*** EXTRACTED TEXT ***
Goldberg leaves music legacy for elementary kids

Posted on 07 August 2019 by admin

De Zavala Elementary School students practice the ukulele as part of In Tune.

By Nicole Hawkins
Two recent high school graduates are leaving behind a legacy of music education for elementary school students in Fort Worth.
Lily Goldberg, daughter of Kim and Bob Goldberg, executive director of the Jewish Federation of Fort Worth and Tarrant County, and fellow classmate, Thu Pham, started a program at R.L. Paschal High School called “In Tune,” with the goal of teaching Fort Worth elementary school students about music.
Goldberg said that Pham, who is attending Harvard University in the fall, initially came to her with the idea two years ago and the women immediately began fundraising, gathering instruments and recruiting fellow high school students to volunteer.
According to In Tune’s website, the mission statement of the program is to give children an opportunity to develop an appreciation for music, gain important skills that can be applied in the classroom and in life and have fun doing it.
The duo partnered with De Zavala Elementary School, teaching music lessons to students once a week because its music program had a lack of funding.
*** PROVIDED DATA ***
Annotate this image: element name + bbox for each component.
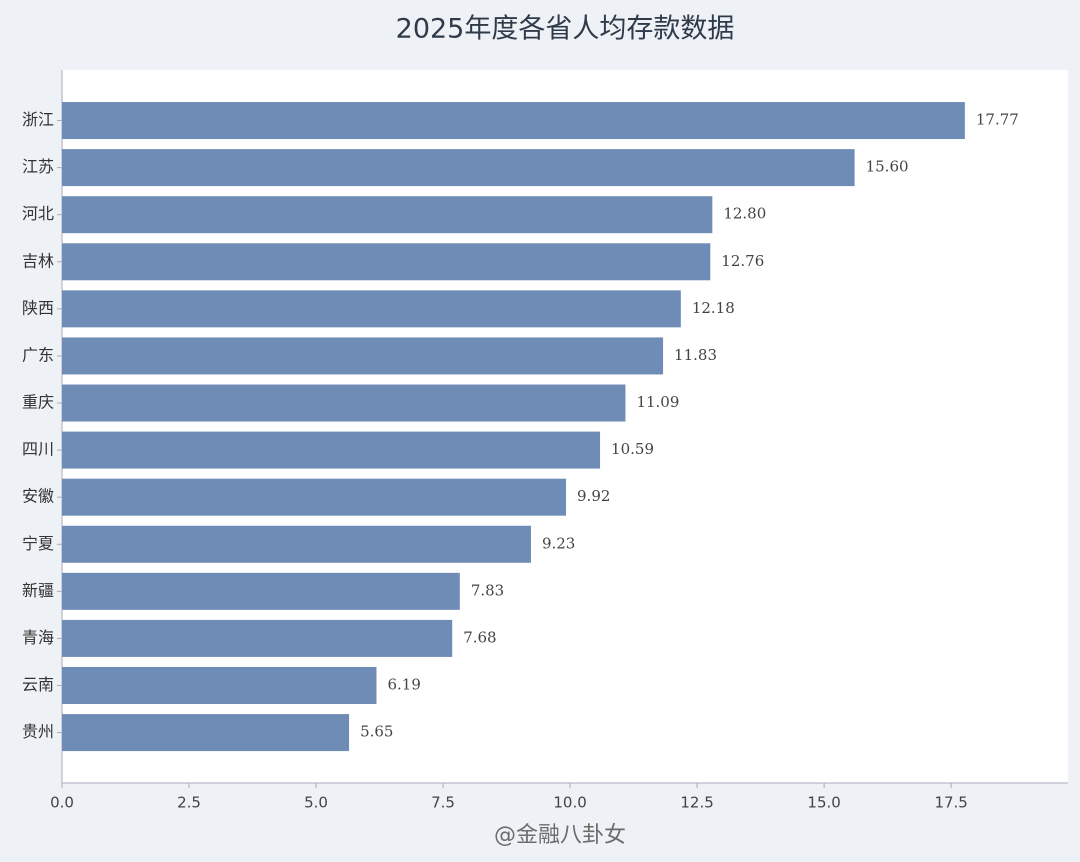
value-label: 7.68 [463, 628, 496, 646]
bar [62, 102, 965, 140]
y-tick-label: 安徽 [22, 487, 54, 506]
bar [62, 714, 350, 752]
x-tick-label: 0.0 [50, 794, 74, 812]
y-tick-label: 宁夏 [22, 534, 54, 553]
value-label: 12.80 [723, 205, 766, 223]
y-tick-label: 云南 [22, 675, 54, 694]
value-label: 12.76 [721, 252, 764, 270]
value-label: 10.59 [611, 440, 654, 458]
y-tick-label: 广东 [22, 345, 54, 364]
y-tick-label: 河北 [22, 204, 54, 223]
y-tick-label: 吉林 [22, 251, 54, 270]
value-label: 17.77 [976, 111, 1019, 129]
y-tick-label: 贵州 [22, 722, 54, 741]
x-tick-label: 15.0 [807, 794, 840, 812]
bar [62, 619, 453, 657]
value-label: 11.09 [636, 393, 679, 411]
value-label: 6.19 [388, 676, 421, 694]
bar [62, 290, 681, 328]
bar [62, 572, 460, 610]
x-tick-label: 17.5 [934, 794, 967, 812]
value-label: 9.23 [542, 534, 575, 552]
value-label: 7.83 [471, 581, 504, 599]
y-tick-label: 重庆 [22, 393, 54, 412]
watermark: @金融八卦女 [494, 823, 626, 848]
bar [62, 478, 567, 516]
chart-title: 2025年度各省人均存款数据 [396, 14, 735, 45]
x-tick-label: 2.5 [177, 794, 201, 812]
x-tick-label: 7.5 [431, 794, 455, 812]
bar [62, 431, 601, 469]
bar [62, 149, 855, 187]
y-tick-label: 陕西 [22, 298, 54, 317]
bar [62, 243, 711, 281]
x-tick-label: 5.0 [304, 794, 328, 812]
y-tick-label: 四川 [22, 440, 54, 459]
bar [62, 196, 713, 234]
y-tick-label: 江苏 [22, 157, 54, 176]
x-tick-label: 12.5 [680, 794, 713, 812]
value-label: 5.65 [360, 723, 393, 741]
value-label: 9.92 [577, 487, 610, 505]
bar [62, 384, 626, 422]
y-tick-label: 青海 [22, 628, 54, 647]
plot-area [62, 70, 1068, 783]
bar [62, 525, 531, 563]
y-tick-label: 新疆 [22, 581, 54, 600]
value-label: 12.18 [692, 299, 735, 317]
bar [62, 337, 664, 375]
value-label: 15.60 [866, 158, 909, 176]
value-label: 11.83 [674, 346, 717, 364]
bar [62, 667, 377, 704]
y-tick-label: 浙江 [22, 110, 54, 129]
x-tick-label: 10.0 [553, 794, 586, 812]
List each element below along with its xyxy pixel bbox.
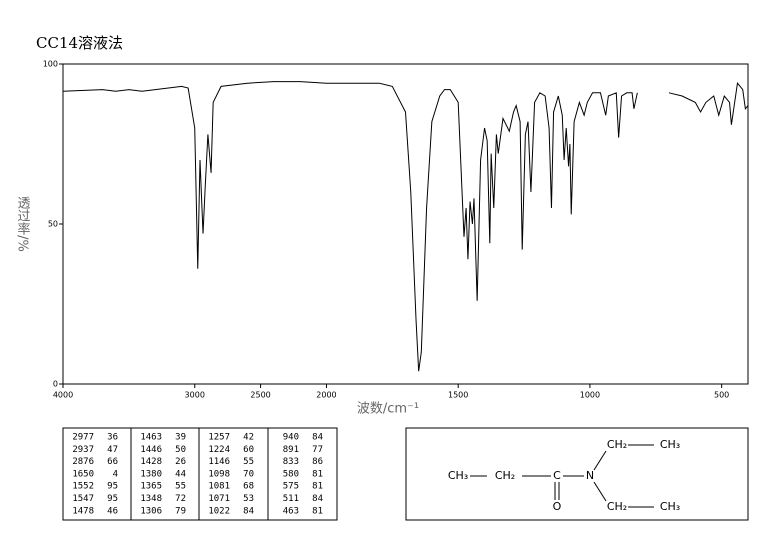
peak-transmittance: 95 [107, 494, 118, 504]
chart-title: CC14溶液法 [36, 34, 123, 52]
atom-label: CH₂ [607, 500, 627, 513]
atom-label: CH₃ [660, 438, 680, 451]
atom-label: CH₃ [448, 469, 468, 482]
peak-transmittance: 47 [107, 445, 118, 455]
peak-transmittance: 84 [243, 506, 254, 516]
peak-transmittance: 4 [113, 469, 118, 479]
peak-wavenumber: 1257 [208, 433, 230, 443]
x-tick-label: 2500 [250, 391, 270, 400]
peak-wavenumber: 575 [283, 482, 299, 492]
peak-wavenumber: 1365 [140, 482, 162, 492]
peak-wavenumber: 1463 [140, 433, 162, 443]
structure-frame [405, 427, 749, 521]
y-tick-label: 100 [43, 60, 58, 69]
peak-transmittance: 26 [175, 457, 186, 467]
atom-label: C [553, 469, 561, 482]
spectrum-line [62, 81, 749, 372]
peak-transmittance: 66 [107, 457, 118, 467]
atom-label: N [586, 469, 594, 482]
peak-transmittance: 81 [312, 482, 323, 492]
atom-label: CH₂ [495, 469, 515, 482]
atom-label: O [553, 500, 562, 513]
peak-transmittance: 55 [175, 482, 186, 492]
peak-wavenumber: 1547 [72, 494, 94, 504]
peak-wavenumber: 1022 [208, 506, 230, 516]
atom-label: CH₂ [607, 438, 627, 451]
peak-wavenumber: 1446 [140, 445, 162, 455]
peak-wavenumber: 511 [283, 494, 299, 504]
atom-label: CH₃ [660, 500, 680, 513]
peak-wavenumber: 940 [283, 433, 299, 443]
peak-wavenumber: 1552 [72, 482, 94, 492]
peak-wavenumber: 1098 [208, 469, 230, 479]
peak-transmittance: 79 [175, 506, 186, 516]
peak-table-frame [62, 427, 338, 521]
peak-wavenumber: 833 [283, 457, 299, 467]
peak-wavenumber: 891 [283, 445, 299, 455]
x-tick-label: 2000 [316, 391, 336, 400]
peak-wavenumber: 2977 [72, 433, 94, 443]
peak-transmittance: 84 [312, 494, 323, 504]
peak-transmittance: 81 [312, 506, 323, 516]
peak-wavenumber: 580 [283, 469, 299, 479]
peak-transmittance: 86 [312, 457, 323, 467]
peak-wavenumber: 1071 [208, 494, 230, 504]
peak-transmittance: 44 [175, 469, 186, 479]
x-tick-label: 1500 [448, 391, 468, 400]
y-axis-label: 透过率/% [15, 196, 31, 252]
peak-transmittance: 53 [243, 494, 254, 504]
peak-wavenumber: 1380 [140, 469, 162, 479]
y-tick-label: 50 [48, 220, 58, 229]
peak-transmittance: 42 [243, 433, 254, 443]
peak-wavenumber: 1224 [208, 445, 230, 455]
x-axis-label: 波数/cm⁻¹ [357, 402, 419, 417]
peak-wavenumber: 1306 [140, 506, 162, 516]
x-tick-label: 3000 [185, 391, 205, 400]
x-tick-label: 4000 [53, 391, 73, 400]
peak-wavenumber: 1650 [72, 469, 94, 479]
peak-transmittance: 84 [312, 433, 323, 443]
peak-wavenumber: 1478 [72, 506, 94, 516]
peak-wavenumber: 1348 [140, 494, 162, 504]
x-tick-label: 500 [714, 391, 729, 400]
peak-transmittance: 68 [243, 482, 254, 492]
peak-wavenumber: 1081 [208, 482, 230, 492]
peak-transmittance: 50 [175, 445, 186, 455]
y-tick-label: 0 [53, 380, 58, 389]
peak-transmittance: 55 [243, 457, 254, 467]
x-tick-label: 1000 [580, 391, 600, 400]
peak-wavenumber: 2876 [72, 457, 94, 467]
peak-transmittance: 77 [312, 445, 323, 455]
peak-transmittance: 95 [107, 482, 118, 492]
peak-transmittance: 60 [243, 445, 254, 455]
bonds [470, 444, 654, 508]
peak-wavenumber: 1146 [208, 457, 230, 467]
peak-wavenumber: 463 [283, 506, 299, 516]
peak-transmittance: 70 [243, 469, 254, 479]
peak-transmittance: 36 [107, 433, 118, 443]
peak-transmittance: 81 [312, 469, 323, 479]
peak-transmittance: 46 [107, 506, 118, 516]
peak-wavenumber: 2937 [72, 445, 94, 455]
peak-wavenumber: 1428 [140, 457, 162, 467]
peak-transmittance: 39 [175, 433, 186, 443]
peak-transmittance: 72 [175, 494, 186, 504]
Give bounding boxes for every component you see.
***
*** PROVIDED DATA ***
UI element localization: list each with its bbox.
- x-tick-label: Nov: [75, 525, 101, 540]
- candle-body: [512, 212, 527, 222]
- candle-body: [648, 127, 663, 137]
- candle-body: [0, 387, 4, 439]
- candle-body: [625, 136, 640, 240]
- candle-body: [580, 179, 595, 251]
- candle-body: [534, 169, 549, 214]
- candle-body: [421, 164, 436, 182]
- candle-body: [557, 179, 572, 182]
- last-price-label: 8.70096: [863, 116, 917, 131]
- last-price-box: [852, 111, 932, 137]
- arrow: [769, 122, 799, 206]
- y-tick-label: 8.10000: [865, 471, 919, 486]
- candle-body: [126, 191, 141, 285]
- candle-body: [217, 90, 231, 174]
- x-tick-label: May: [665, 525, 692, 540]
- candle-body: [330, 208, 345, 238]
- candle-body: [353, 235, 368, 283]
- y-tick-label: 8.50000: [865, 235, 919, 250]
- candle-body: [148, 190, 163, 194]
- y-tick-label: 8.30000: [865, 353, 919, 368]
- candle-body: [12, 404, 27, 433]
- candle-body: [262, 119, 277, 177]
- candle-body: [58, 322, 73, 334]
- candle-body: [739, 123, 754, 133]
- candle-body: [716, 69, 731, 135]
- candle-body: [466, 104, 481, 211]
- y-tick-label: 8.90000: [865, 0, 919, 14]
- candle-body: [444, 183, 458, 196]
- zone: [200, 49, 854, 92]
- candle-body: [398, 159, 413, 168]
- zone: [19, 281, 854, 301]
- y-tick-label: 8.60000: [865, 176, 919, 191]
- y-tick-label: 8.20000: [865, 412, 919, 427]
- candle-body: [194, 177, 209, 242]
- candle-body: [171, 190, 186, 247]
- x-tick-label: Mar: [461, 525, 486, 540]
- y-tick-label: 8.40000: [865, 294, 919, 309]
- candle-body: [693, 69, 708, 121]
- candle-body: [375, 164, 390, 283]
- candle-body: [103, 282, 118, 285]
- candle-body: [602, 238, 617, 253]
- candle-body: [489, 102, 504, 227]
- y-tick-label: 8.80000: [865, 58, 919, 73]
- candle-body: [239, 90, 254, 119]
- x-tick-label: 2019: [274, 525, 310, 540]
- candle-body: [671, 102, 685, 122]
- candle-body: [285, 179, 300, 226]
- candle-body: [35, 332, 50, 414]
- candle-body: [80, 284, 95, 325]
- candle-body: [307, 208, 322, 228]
***
*** PROVIDED DATA ***
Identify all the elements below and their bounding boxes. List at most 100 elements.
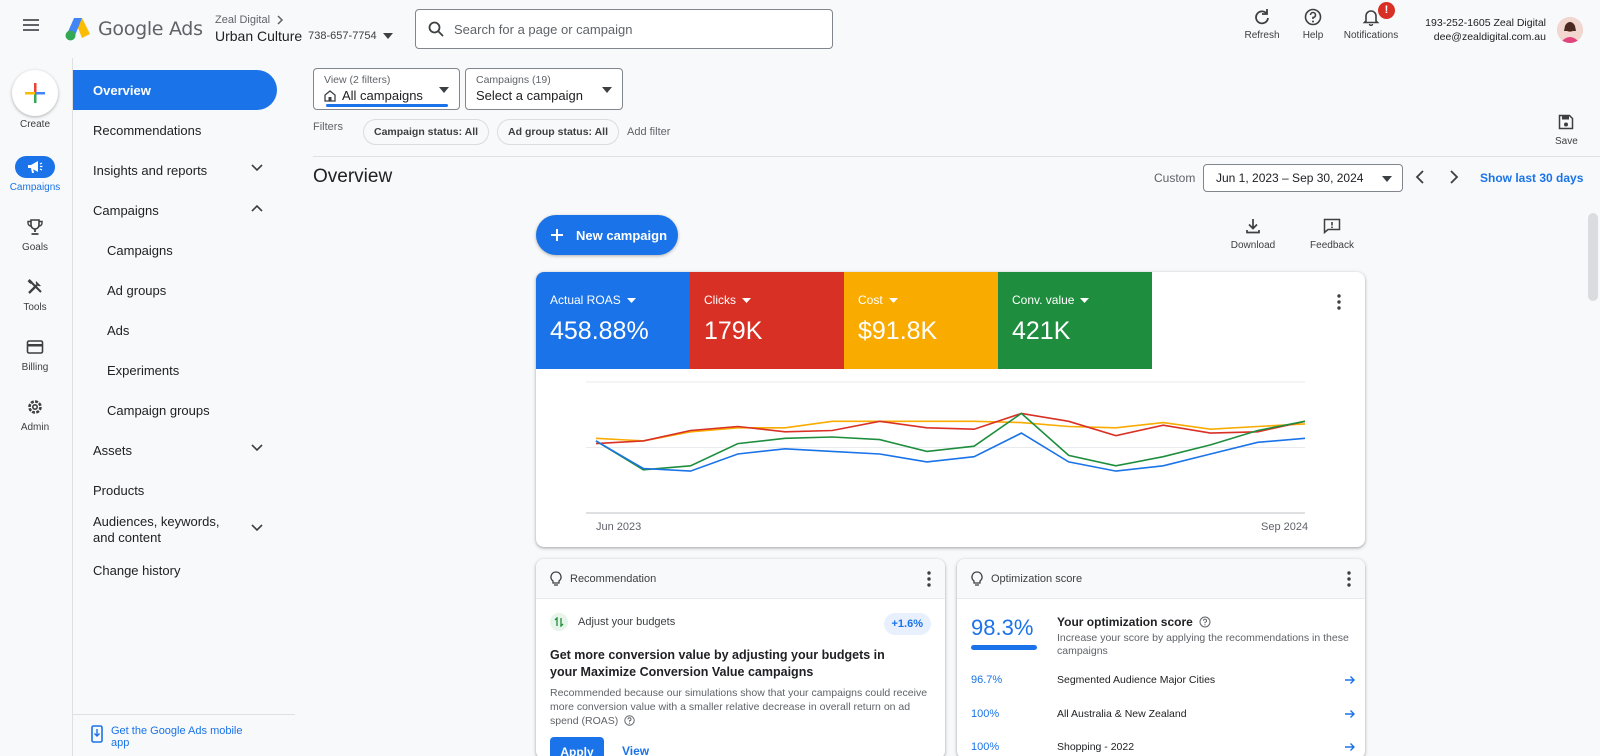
***
Can you continue the article about the In Tune music program at De Zavala Elementary past its last sentence?

“Music has always been a really important part of my life,” Goldberg said. “I think having some sort of creative outlet is so important, especially for younger children, and we wanted to bring that to children who didn’t have that opportunity.”
During the two years of the program’s existence, high school volunteers helped De Zavala students put on a concert for their parents, playing the instruments they learned: guitar, piano or ukulele.
Goldberg, who has played violin since she was a child, taught herself to play the ukulele so that she could teach and lead students in song during the concert. Adding a new instrument under her belt helped with her teaching, expanding opportunities for her students. One of them performed a ukulele solo during the last In Tune concert.
“His parents were so proud of him,” Goldberg said. “Having parents go up to you and being so thankful and telling you how their children wouldn’t have this opportunity without you is just so cool.”
Goldberg, who will be attending Washington University in St. Louis in the fall, and Pham, hope the program will continue on when they leave Texas and are recruiting incoming seniors at Paschal to help.
In addition to founding and running In Tune, Goldberg and Pham were involved in many activities and clubs on campus including Key Club and National Honor Society.
“I think In Tune, for both of us, was our most special extracurricular program,” Goldberg said. “It’s what mattered the most to us.”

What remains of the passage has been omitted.